Given problem: From the entries below, please gather each line containing the string "Buna".

[START OF Recorded data]

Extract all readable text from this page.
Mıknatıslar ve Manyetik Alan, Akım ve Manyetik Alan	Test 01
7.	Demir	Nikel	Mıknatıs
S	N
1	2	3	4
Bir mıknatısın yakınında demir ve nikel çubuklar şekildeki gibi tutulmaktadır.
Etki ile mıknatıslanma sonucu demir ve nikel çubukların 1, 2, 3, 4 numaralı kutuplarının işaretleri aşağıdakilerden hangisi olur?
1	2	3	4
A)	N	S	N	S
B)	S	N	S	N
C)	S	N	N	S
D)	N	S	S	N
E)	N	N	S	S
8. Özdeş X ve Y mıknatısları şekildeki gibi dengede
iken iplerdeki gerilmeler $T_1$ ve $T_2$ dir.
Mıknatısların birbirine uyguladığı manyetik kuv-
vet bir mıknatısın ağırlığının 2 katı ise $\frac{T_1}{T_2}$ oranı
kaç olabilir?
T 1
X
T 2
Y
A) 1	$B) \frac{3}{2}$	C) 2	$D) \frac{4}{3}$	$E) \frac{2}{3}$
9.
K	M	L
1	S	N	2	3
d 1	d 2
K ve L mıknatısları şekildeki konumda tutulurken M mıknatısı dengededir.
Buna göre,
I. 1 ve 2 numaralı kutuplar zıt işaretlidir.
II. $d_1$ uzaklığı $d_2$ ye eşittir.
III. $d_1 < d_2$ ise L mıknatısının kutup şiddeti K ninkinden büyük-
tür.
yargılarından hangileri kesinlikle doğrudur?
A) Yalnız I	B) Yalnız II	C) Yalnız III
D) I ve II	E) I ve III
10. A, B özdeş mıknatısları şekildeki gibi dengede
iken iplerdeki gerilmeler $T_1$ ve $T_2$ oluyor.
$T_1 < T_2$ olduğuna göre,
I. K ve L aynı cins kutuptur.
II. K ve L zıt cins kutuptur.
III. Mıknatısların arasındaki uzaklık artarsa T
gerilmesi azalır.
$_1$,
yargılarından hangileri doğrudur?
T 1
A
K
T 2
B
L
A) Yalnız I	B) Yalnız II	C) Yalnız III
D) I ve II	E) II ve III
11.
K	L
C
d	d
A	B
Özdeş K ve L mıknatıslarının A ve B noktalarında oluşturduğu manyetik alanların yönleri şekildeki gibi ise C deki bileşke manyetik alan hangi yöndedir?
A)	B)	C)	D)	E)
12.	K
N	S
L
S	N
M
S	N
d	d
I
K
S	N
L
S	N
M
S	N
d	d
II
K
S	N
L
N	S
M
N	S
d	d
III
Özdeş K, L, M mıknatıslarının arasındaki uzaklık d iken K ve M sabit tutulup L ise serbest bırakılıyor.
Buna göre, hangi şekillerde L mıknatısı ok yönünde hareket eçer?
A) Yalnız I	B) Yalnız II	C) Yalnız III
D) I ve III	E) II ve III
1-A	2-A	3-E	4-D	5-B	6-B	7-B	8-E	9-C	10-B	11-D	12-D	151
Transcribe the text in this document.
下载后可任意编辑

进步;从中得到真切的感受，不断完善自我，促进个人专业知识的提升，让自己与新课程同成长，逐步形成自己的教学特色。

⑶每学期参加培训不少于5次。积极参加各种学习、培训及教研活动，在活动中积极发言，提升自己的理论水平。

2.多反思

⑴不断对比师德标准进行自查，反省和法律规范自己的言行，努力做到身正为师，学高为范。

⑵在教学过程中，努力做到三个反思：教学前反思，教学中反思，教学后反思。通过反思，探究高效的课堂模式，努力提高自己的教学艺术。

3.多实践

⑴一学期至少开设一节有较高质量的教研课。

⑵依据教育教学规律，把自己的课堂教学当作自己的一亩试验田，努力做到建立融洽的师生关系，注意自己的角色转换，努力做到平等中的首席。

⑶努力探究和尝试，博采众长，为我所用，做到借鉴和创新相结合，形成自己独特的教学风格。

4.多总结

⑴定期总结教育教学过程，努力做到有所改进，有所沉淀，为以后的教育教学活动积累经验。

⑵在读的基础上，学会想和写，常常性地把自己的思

[END OF Recorded data]

Task answer:
Buna göre,
Buna göre, hangi şekillerde L mıknatısı ok yönünde hareket eçer?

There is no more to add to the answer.